Task instructions =>
From the data below, return each line in which the string "exons" is found.

Records to process =>
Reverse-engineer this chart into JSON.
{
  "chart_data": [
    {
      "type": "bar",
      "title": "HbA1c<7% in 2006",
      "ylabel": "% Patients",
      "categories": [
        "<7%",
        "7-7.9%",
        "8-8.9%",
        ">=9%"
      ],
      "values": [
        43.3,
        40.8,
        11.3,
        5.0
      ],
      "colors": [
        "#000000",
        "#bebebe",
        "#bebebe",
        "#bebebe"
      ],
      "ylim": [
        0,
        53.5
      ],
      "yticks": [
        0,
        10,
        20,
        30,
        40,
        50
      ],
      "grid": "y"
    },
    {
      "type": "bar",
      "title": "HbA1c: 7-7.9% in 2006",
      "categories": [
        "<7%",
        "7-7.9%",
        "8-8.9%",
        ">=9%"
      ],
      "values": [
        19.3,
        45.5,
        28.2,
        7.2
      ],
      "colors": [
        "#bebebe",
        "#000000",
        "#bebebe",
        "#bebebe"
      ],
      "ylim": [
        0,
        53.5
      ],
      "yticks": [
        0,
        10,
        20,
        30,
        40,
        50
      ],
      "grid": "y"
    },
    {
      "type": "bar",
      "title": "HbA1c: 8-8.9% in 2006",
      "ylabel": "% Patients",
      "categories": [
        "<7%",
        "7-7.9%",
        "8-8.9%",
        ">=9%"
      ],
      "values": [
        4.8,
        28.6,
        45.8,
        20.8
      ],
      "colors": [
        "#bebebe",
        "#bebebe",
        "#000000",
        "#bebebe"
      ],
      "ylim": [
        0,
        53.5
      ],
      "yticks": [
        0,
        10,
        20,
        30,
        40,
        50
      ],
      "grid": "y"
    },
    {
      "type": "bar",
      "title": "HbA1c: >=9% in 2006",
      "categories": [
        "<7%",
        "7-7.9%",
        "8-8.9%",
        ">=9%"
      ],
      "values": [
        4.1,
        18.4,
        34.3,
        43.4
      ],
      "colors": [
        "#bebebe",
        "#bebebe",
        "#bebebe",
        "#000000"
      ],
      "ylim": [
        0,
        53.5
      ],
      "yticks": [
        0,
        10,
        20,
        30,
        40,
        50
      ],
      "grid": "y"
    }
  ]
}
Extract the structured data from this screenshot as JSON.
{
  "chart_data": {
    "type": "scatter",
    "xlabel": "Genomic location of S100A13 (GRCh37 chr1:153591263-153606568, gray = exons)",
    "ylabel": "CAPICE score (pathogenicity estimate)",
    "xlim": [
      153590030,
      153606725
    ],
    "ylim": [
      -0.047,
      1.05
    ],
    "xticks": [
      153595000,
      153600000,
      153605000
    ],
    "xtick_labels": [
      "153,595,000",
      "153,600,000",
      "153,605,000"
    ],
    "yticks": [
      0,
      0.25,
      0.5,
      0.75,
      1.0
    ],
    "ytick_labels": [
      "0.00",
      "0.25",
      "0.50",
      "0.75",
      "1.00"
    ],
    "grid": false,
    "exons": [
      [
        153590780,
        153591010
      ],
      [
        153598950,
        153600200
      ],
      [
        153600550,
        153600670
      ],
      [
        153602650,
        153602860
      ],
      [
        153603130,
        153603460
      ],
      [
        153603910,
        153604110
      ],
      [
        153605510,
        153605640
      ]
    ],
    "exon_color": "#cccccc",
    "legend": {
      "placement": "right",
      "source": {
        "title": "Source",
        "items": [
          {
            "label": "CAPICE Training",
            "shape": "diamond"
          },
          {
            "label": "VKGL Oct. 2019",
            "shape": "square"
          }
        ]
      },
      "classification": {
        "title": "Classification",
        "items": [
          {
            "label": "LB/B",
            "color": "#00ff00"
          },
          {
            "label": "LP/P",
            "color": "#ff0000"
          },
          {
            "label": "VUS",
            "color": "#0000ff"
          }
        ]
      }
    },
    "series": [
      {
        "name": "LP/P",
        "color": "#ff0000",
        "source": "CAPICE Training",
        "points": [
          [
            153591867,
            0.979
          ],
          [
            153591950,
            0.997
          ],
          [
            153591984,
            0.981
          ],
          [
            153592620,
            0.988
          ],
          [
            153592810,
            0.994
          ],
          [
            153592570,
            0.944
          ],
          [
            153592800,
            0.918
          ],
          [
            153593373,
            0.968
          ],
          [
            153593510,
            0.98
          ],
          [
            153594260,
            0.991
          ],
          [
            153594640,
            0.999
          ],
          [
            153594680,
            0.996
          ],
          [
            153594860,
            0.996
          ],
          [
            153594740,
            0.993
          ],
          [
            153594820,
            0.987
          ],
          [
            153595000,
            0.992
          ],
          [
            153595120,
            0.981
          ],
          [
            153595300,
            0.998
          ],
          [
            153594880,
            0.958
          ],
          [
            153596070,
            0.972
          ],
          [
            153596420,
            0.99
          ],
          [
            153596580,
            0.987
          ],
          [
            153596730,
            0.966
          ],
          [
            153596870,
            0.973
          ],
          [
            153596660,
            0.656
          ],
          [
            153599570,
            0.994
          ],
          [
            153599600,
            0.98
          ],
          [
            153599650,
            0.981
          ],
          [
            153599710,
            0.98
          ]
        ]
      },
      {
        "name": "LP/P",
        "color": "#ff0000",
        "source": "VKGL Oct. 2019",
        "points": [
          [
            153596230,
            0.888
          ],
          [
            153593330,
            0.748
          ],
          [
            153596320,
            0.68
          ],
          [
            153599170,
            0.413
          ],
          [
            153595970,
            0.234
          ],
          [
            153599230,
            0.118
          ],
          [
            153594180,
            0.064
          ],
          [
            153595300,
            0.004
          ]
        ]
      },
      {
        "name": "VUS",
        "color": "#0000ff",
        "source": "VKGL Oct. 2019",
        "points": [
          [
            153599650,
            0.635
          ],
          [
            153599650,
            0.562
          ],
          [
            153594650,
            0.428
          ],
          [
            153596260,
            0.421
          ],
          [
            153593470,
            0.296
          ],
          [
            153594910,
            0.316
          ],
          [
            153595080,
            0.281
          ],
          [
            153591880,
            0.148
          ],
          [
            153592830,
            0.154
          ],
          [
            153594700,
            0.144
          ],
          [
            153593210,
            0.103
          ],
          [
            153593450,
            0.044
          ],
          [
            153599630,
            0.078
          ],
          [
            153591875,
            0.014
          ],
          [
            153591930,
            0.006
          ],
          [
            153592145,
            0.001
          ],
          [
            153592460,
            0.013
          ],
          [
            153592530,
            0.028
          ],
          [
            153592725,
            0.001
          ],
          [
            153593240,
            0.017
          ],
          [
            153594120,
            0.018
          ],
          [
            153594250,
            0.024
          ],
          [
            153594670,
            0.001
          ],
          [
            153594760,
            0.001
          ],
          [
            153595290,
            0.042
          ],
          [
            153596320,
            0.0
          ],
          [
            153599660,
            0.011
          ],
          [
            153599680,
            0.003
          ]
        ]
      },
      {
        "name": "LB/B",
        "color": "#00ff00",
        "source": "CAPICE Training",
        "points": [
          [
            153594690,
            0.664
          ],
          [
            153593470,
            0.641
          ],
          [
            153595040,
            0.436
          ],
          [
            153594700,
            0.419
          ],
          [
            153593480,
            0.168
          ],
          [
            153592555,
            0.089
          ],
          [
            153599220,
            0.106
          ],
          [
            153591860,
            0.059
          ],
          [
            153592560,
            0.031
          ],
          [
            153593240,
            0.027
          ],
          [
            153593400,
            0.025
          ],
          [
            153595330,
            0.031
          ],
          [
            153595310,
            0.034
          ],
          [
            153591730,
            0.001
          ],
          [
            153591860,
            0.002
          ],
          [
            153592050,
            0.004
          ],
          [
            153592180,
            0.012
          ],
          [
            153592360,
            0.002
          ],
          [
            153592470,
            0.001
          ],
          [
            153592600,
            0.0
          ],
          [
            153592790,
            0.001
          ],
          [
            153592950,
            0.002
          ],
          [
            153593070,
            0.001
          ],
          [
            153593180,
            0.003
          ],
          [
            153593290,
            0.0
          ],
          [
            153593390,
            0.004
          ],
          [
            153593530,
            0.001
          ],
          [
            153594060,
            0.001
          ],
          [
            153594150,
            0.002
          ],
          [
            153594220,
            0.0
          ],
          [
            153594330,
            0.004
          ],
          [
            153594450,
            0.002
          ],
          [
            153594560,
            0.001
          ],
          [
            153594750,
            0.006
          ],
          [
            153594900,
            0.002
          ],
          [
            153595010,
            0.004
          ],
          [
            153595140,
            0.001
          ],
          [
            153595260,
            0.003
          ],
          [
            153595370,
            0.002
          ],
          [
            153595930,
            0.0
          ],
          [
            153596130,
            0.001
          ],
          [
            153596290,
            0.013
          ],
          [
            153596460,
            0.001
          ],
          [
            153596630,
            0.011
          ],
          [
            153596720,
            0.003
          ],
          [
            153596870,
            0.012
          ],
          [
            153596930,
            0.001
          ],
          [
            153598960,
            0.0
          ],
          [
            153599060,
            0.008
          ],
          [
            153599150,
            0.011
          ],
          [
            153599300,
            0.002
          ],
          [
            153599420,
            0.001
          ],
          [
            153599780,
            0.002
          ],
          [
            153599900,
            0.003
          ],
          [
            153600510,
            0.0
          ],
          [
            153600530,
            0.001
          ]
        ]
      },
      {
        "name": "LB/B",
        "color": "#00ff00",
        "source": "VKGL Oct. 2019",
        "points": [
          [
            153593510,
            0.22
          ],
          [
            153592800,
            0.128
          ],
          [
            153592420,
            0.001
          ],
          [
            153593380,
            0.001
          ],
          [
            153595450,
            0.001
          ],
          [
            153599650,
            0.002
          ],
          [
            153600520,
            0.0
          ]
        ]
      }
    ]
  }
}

Task solution =>
    "xlabel": "Genomic location of S100A13 (GRCh37 chr1:153591263-153606568, gray = exons)",
    "exons": [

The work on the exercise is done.